- **Excerpted data**:
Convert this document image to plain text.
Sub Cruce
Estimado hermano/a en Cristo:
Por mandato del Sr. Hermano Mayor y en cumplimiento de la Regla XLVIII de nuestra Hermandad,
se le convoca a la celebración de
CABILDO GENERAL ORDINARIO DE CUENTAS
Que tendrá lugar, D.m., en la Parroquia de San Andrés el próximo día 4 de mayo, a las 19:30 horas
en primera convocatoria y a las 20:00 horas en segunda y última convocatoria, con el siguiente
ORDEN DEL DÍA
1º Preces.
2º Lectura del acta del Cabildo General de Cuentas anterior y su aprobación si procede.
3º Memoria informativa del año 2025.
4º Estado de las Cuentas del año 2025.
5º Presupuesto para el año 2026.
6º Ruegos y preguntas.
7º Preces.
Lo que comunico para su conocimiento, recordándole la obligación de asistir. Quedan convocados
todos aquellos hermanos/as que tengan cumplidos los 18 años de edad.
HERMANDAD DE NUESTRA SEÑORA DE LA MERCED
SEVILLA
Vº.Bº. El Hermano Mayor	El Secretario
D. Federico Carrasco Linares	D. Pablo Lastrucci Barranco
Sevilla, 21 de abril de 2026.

- **Exercise prompt**: All of the entries above should be written out again exactly.

- **Answer to this task**:
Convert this document image to plain text.
Sub Cruce
Estimado hermano/a en Cristo:
Por mandato del Sr. Hermano Mayor y en cumplimiento de la Regla XLVIII de nuestra Hermandad,
se le convoca a la celebración de
CABILDO GENERAL ORDINARIO DE CUENTAS
Que tendrá lugar, D.m., en la Parroquia de San Andrés el próximo día 4 de mayo, a las 19:30 horas
en primera convocatoria y a las 20:00 horas en segunda y última convocatoria, con el siguiente
ORDEN DEL DÍA
1º Preces.
2º Lectura del acta del Cabildo General de Cuentas anterior y su aprobación si procede.
3º Memoria informativa del año 2025.
4º Estado de las Cuentas del año 2025.
5º Presupuesto para el año 2026.
6º Ruegos y preguntas.
7º Preces.
Lo que comunico para su conocimiento, recordándole la obligación de asistir. Quedan convocados
todos aquellos hermanos/as que tengan cumplidos los 18 años de edad.
HERMANDAD DE NUESTRA SEÑORA DE LA MERCED
SEVILLA
Vº.Bº. El Hermano Mayor	El Secretario
D. Federico Carrasco Linares	D. Pablo Lastrucci Barranco
Sevilla, 21 de abril de 2026.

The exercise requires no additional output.